• Objective:
Each record is to be transcribed exactly.

• Data supplied:
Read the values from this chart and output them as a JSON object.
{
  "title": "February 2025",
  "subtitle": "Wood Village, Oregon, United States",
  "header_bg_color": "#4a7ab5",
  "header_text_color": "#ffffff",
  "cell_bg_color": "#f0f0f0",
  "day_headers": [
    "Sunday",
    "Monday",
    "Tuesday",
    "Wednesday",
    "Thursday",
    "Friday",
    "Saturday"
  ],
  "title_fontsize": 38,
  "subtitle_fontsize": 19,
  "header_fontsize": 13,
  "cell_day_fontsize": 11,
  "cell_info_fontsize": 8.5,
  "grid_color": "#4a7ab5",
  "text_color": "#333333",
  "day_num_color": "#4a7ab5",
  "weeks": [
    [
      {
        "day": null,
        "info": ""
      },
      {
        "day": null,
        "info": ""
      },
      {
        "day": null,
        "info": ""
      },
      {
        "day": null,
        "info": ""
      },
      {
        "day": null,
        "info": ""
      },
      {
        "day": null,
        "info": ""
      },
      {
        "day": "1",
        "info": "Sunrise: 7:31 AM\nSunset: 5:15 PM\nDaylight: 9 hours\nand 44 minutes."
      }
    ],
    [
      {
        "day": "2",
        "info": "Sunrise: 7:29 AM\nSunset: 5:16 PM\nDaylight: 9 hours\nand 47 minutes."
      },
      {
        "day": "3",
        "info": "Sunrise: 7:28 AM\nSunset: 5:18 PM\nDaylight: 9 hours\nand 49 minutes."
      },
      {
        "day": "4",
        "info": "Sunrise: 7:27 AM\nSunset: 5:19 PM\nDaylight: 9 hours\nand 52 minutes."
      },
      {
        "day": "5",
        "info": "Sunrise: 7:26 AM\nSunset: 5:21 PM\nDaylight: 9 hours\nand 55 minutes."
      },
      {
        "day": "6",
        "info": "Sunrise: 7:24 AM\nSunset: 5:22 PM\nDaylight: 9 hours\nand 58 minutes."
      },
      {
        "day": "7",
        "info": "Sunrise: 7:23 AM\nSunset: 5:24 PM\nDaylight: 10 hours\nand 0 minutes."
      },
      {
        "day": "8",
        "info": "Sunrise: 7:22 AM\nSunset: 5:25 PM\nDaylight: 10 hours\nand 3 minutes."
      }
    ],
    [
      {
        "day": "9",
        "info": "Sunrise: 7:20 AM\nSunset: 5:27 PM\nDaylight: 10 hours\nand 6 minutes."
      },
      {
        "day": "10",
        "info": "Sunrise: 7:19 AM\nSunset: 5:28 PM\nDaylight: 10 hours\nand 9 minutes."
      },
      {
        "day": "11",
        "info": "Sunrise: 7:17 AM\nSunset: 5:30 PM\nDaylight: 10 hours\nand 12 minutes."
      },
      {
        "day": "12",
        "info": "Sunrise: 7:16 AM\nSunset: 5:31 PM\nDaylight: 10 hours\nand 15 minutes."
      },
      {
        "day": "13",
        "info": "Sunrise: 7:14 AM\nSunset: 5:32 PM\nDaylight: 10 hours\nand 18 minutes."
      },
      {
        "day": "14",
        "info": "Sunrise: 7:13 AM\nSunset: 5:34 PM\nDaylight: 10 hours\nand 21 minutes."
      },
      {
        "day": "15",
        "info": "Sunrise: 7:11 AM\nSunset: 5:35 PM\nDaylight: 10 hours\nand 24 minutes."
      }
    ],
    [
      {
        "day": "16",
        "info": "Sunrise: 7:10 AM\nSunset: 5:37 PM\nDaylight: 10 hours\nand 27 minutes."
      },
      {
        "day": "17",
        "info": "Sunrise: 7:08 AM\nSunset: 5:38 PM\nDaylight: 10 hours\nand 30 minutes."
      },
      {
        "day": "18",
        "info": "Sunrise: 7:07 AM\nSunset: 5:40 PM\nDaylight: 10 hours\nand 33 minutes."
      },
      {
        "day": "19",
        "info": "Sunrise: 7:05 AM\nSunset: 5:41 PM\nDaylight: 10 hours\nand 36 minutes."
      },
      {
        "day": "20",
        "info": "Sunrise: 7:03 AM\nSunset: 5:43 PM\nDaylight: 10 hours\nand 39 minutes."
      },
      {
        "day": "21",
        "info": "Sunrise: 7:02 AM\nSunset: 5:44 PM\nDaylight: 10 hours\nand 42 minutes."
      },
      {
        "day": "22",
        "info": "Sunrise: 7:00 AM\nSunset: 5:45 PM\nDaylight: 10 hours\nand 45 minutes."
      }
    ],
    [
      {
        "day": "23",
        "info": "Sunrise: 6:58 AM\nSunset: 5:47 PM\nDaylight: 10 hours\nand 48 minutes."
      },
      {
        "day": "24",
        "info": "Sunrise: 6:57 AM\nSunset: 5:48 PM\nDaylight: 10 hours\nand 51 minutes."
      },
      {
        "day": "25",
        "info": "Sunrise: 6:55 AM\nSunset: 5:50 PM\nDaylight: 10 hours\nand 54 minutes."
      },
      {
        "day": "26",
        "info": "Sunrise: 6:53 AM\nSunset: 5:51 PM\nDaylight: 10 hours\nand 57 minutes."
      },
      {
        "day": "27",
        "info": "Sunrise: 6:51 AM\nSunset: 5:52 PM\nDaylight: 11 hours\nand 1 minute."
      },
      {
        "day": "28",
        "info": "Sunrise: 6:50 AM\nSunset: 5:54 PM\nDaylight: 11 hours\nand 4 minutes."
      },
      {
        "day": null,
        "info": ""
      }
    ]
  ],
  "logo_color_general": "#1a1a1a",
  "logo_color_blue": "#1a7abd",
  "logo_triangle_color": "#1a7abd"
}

• Written response:
Read the values from this chart and output them as a JSON object.
{
  "title": "February 2025",
  "subtitle": "Wood Village, Oregon, United States",
  "header_bg_color": "#4a7ab5",
  "header_text_color": "#ffffff",
  "cell_bg_color": "#f0f0f0",
  "day_headers": [
    "Sunday",
    "Monday",
    "Tuesday",
    "Wednesday",
    "Thursday",
    "Friday",
    "Saturday"
  ],
  "title_fontsize": 38,
  "subtitle_fontsize": 19,
  "header_fontsize": 13,
  "cell_day_fontsize": 11,
  "cell_info_fontsize": 8.5,
  "grid_color": "#4a7ab5",
  "text_color": "#333333",
  "day_num_color": "#4a7ab5",
  "weeks": [
    [
      {
        "day": null,
        "info": ""
      },
      {
        "day": null,
        "info": ""
      },
      {
        "day": null,
        "info": ""
      },
      {
        "day": null,
        "info": ""
      },
      {
        "day": null,
        "info": ""
      },
      {
        "day": null,
        "info": ""
      },
      {
        "day": "1",
        "info": "Sunrise: 7:31 AM\nSunset: 5:15 PM\nDaylight: 9 hours\nand 44 minutes."
      }
    ],
    [
      {
        "day": "2",
        "info": "Sunrise: 7:29 AM\nSunset: 5:16 PM\nDaylight: 9 hours\nand 47 minutes."
      },
      {
        "day": "3",
        "info": "Sunrise: 7:28 AM\nSunset: 5:18 PM\nDaylight: 9 hours\nand 49 minutes."
      },
      {
        "day": "4",
        "info": "Sunrise: 7:27 AM\nSunset: 5:19 PM\nDaylight: 9 hours\nand 52 minutes."
      },
      {
        "day": "5",
        "info": "Sunrise: 7:26 AM\nSunset: 5:21 PM\nDaylight: 9 hours\nand 55 minutes."
      },
      {
        "day": "6",
        "info": "Sunrise: 7:24 AM\nSunset: 5:22 PM\nDaylight: 9 hours\nand 58 minutes."
      },
      {
        "day": "7",
        "info": "Sunrise: 7:23 AM\nSunset: 5:24 PM\nDaylight: 10 hours\nand 0 minutes."
      },
      {
        "day": "8",
        "info": "Sunrise: 7:22 AM\nSunset: 5:25 PM\nDaylight: 10 hours\nand 3 minutes."
      }
    ],
    [
      {
        "day": "9",
        "info": "Sunrise: 7:20 AM\nSunset: 5:27 PM\nDaylight: 10 hours\nand 6 minutes."
      },
      {
        "day": "10",
        "info": "Sunrise: 7:19 AM\nSunset: 5:28 PM\nDaylight: 10 hours\nand 9 minutes."
      },
      {
        "day": "11",
        "info": "Sunrise: 7:17 AM\nSunset: 5:30 PM\nDaylight: 10 hours\nand 12 minutes."
      },
      {
        "day": "12",
        "info": "Sunrise: 7:16 AM\nSunset: 5:31 PM\nDaylight: 10 hours\nand 15 minutes."
      },
      {
        "day": "13",
        "info": "Sunrise: 7:14 AM\nSunset: 5:32 PM\nDaylight: 10 hours\nand 18 minutes."
      },
      {
        "day": "14",
        "info": "Sunrise: 7:13 AM\nSunset: 5:34 PM\nDaylight: 10 hours\nand 21 minutes."
      },
      {
        "day": "15",
        "info": "Sunrise: 7:11 AM\nSunset: 5:35 PM\nDaylight: 10 hours\nand 24 minutes."
      }
    ],
    [
      {
        "day": "16",
        "info": "Sunrise: 7:10 AM\nSunset: 5:37 PM\nDaylight: 10 hours\nand 27 minutes."
      },
      {
        "day": "17",
        "info": "Sunrise: 7:08 AM\nSunset: 5:38 PM\nDaylight: 10 hours\nand 30 minutes."
      },
      {
        "day": "18",
        "info": "Sunrise: 7:07 AM\nSunset: 5:40 PM\nDaylight: 10 hours\nand 33 minutes."
      },
      {
        "day": "19",
        "info": "Sunrise: 7:05 AM\nSunset: 5:41 PM\nDaylight: 10 hours\nand 36 minutes."
      },
      {
        "day": "20",
        "info": "Sunrise: 7:03 AM\nSunset: 5:43 PM\nDaylight: 10 hours\nand 39 minutes."
      },
      {
        "day": "21",
        "info": "Sunrise: 7:02 AM\nSunset: 5:44 PM\nDaylight: 10 hours\nand 42 minutes."
      },
      {
        "day": "22",
        "info": "Sunrise: 7:00 AM\nSunset: 5:45 PM\nDaylight: 10 hours\nand 45 minutes."
      }
    ],
    [
      {
        "day": "23",
        "info": "Sunrise: 6:58 AM\nSunset: 5:47 PM\nDaylight: 10 hours\nand 48 minutes."
      },
      {
        "day": "24",
        "info": "Sunrise: 6:57 AM\nSunset: 5:48 PM\nDaylight: 10 hours\nand 51 minutes."
      },
      {
        "day": "25",
        "info": "Sunrise: 6:55 AM\nSunset: 5:50 PM\nDaylight: 10 hours\nand 54 minutes."
      },
      {
        "day": "26",
        "info": "Sunrise: 6:53 AM\nSunset: 5:51 PM\nDaylight: 10 hours\nand 57 minutes."
      },
      {
        "day": "27",
        "info": "Sunrise: 6:51 AM\nSunset: 5:52 PM\nDaylight: 11 hours\nand 1 minute."
      },
      {
        "day": "28",
        "info": "Sunrise: 6:50 AM\nSunset: 5:54 PM\nDaylight: 11 hours\nand 4 minutes."
      },
      {
        "day": null,
        "info": ""
      }
    ]
  ],
  "logo_color_general": "#1a1a1a",
  "logo_color_blue": "#1a7abd",
  "logo_triangle_color": "#1a7abd"
}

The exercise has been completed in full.